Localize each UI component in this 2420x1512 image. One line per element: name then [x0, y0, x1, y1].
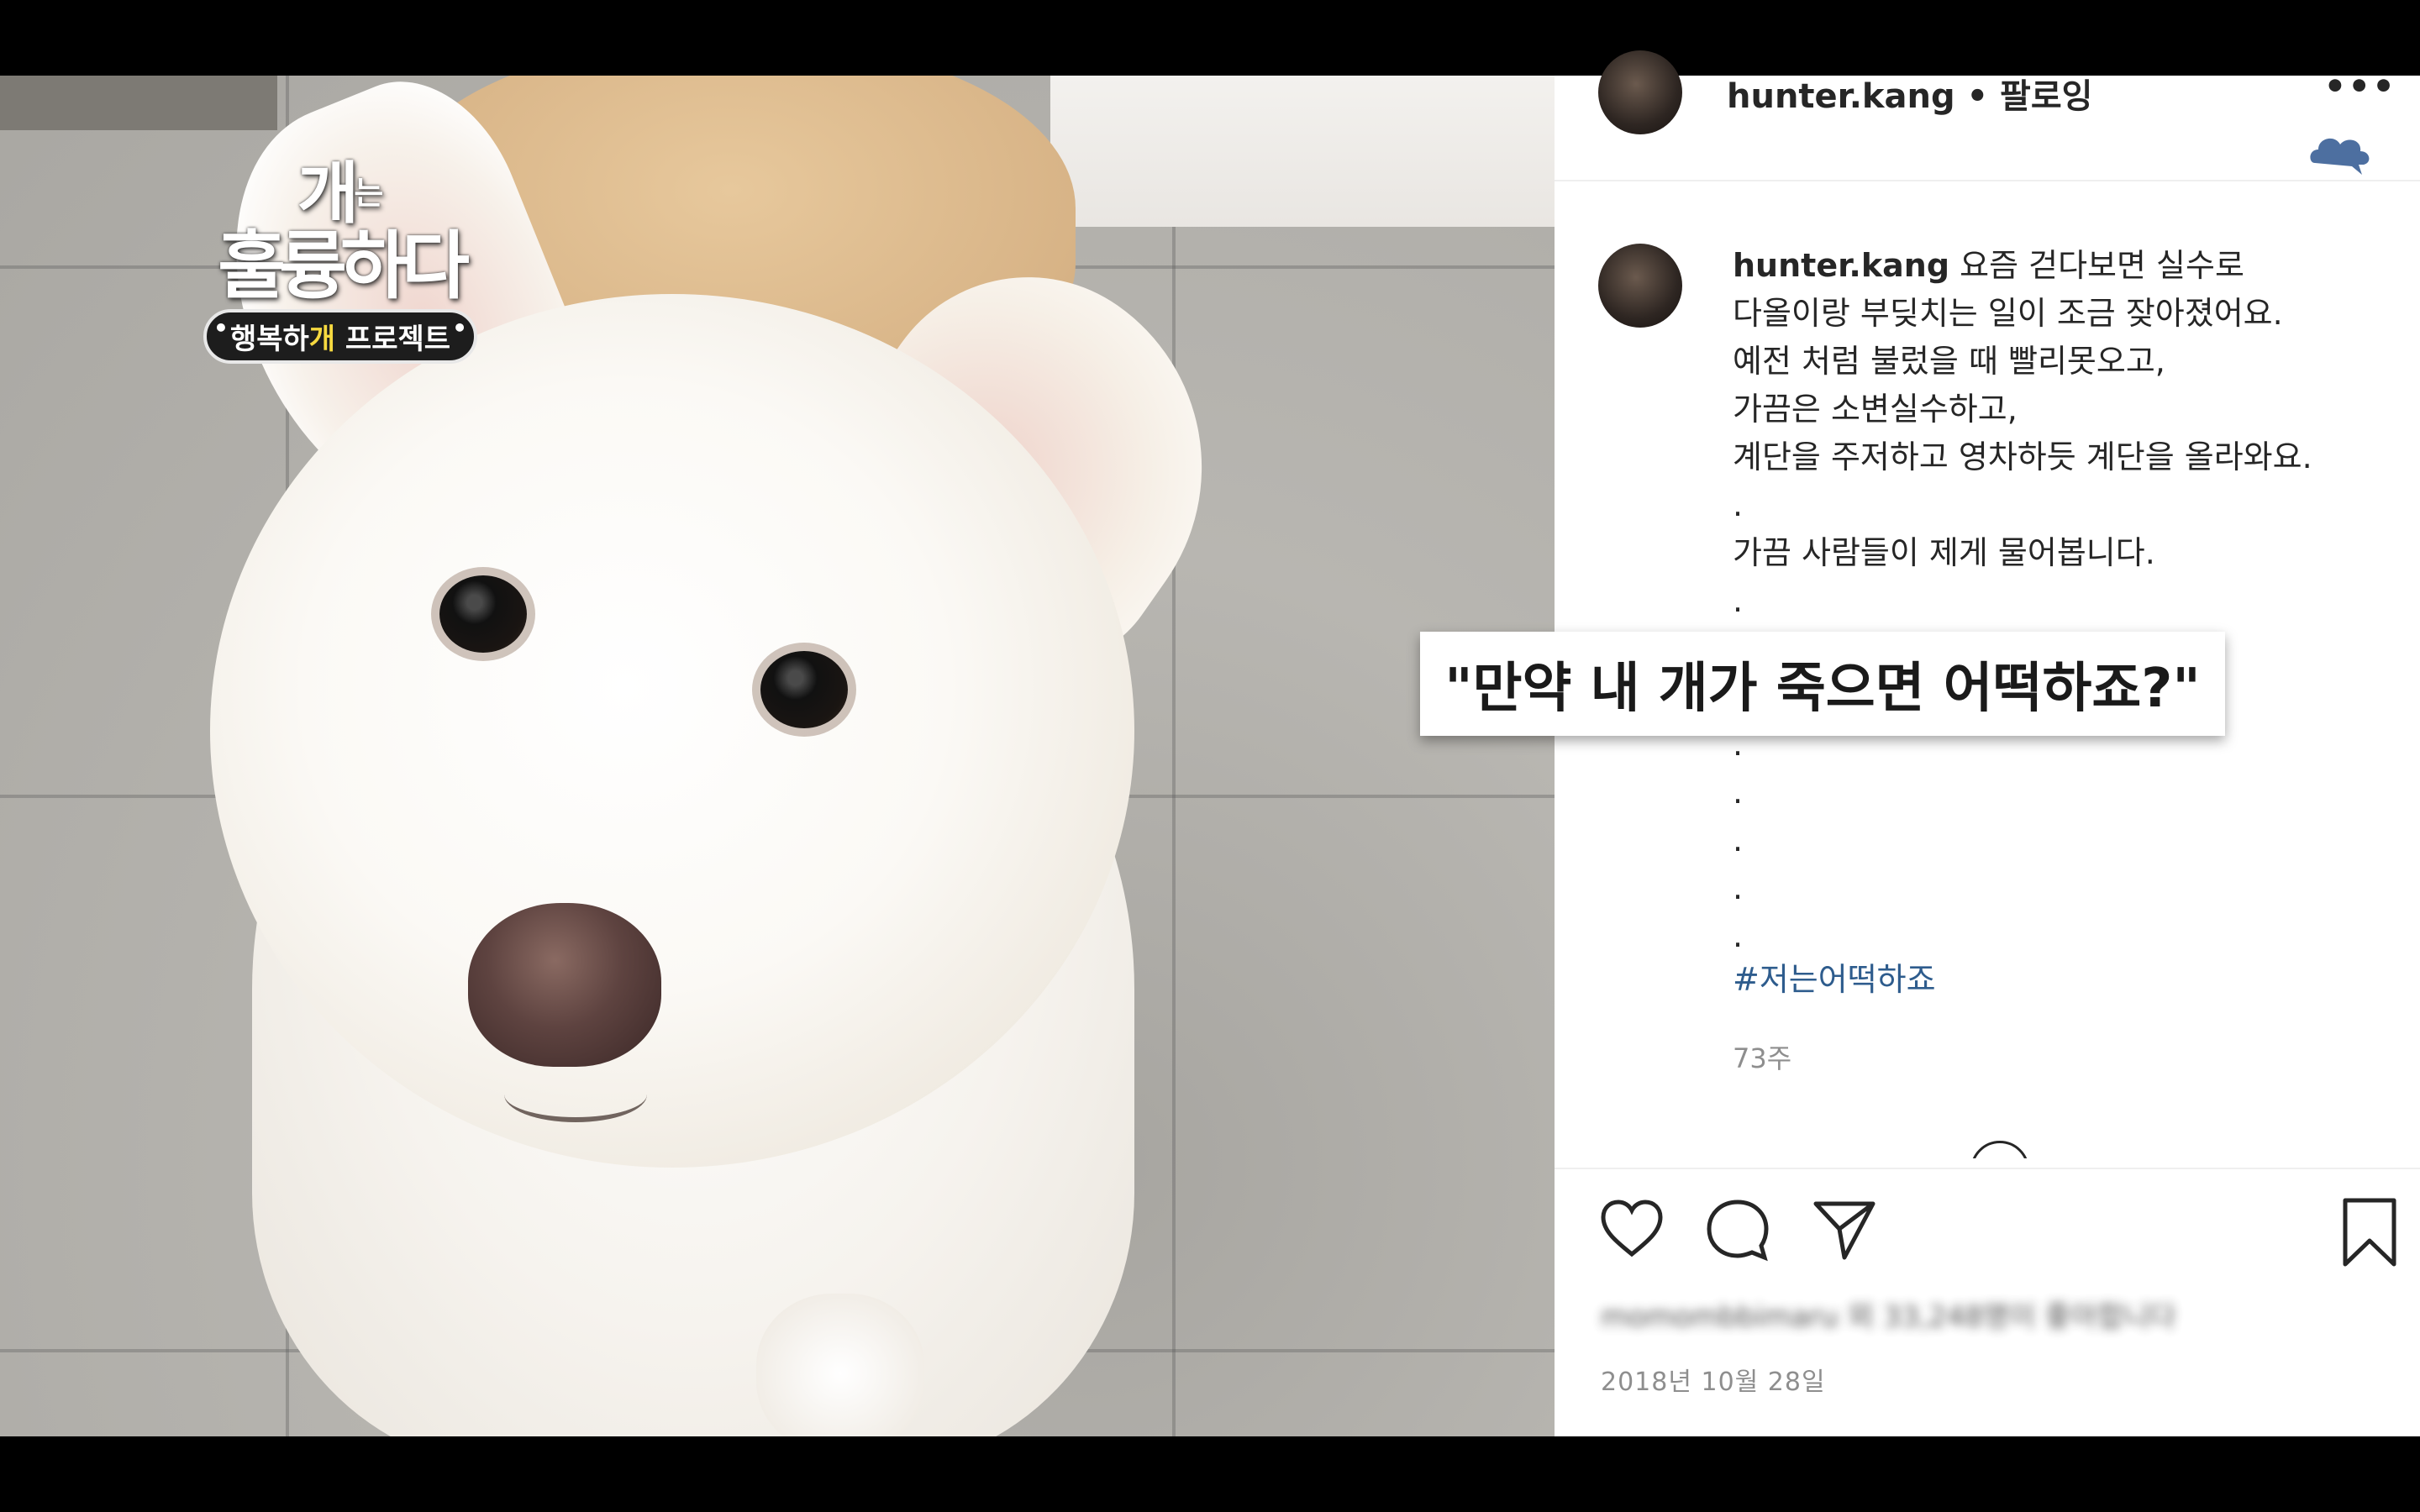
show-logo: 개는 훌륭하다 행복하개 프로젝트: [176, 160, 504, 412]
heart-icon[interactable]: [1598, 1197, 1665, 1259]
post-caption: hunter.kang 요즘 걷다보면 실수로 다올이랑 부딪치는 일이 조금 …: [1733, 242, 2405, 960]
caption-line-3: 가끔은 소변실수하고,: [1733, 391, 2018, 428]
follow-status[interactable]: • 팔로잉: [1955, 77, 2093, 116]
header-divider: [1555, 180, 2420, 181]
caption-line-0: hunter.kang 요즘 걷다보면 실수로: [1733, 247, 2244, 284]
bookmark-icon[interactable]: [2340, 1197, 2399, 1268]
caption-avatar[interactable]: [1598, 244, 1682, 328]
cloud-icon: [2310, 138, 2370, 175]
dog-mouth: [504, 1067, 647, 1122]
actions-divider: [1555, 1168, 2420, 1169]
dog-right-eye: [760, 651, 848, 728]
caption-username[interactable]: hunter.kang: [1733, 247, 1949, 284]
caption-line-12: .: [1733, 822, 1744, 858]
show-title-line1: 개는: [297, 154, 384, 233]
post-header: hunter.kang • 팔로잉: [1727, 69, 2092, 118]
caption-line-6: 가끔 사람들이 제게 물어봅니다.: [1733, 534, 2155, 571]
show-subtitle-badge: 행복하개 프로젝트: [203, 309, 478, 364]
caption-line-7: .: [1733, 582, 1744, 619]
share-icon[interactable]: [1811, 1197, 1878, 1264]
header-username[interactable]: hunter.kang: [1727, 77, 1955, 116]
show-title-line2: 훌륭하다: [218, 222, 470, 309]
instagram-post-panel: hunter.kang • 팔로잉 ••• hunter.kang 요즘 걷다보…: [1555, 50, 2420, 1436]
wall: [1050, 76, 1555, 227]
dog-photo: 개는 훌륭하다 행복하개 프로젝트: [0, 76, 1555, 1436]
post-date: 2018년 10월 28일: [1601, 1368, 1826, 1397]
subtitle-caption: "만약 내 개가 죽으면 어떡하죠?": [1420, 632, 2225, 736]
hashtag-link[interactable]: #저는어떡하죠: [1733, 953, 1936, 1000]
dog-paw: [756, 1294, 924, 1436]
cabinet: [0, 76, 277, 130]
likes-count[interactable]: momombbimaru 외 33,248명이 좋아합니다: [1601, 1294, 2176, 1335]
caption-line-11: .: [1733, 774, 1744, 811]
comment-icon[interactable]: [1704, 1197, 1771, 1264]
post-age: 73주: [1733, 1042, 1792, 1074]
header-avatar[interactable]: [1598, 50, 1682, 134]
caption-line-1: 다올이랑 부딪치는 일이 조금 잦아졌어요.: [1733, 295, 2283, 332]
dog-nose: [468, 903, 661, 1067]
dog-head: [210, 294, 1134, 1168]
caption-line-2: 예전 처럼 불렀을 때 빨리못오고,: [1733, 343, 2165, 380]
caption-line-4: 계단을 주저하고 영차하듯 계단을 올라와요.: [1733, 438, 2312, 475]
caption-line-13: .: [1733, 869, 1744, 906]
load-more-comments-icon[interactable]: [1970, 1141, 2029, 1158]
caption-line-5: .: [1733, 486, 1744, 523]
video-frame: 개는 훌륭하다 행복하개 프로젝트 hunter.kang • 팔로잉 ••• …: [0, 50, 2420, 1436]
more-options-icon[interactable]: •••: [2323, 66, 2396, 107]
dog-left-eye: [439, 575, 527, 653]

--

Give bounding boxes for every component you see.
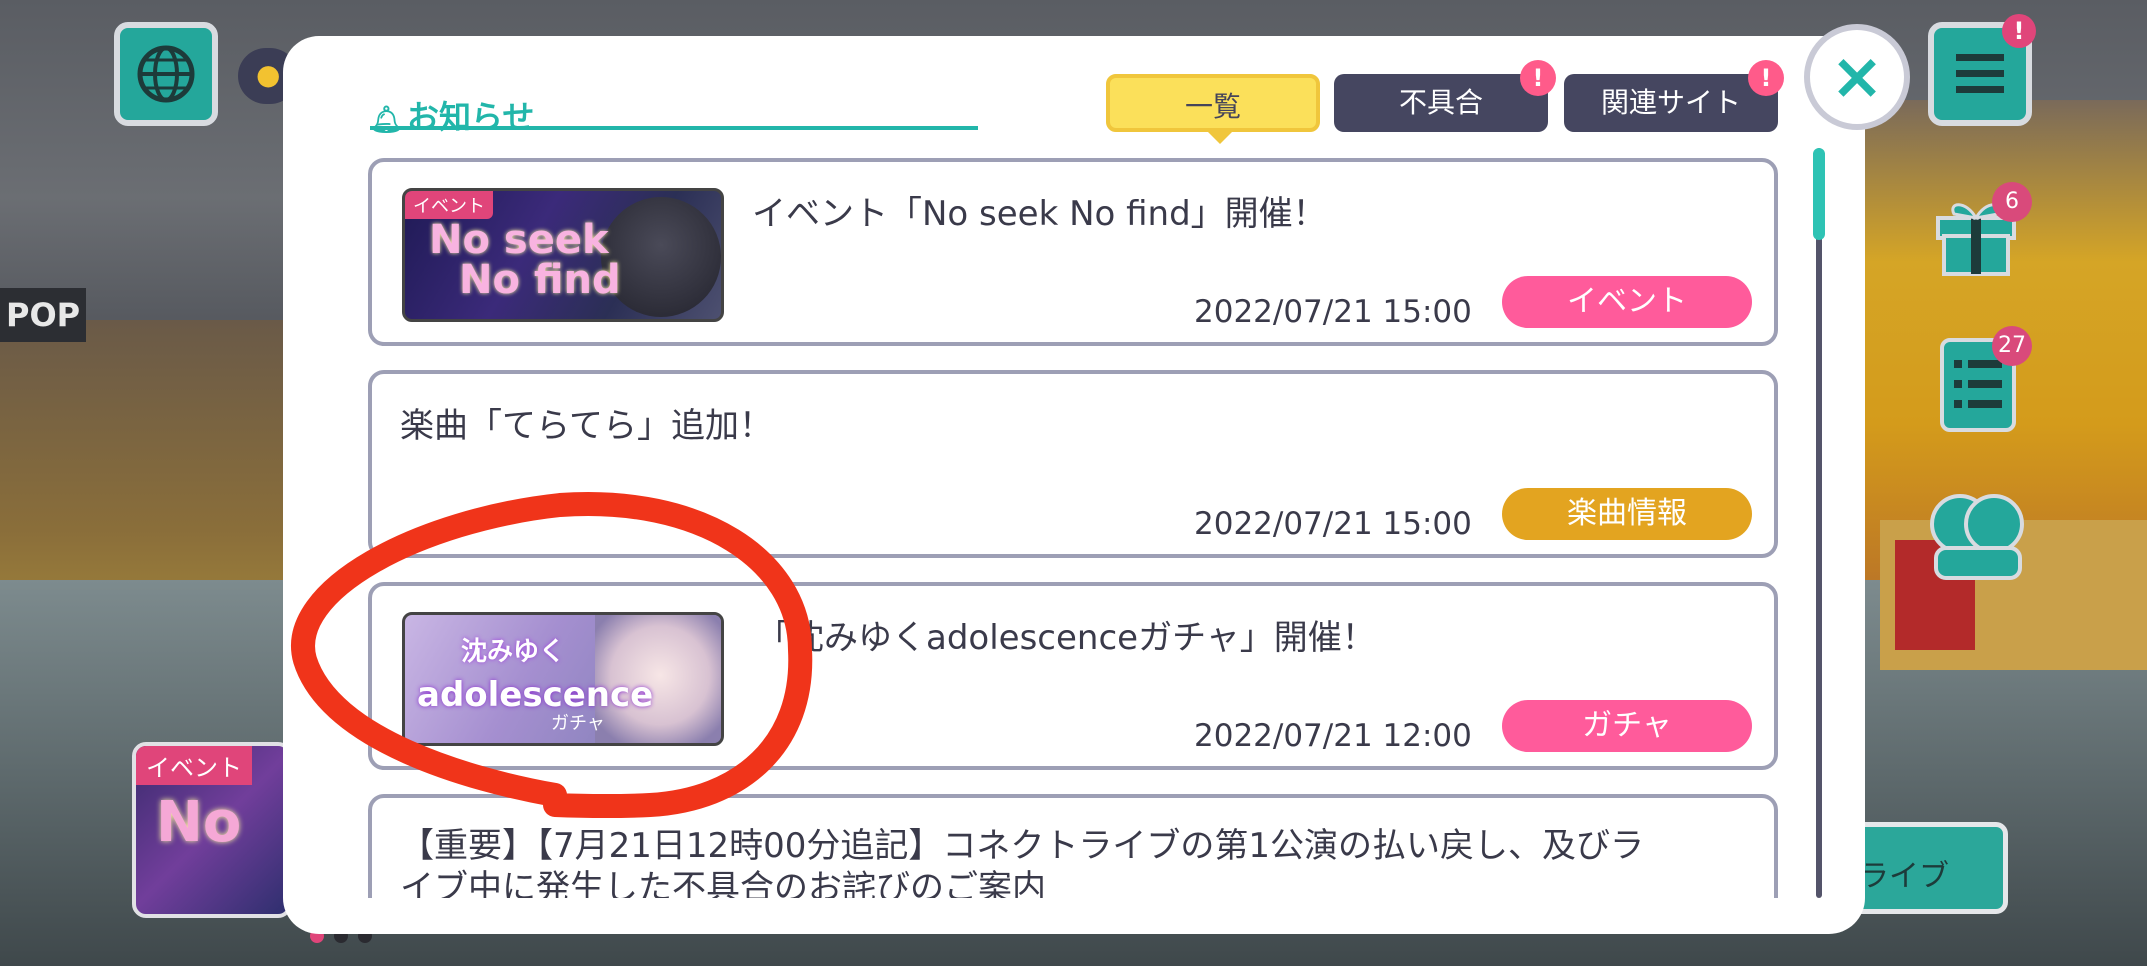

TASK PROMPT: Copy the part of the material that opens with the line containing "Localize each UI" and closes with the line containing "dog-mouth: [504, 1067, 647, 1122]", keeping both end lines and reproducing each line without change. Leave the pictures out of your copy.

COMPLETE ANSWER:
Localize each UI component in this 2420x1512 image. One line per element: name then [x0, y0, x1, y1].
show-logo: 개는 훌륭하다 행복하개 프로젝트: [176, 160, 504, 412]
heart-icon[interactable]: [1598, 1197, 1665, 1259]
post-caption: hunter.kang 요즘 걷다보면 실수로 다올이랑 부딪치는 일이 조금 …: [1733, 242, 2405, 960]
caption-line-3: 가끔은 소변실수하고,: [1733, 391, 2018, 428]
follow-status[interactable]: • 팔로잉: [1955, 77, 2093, 116]
header-divider: [1555, 180, 2420, 181]
caption-line-0: hunter.kang 요즘 걷다보면 실수로: [1733, 247, 2244, 284]
bookmark-icon[interactable]: [2340, 1197, 2399, 1268]
caption-avatar[interactable]: [1598, 244, 1682, 328]
cloud-icon: [2310, 138, 2370, 175]
dog-mouth: [504, 1067, 647, 1122]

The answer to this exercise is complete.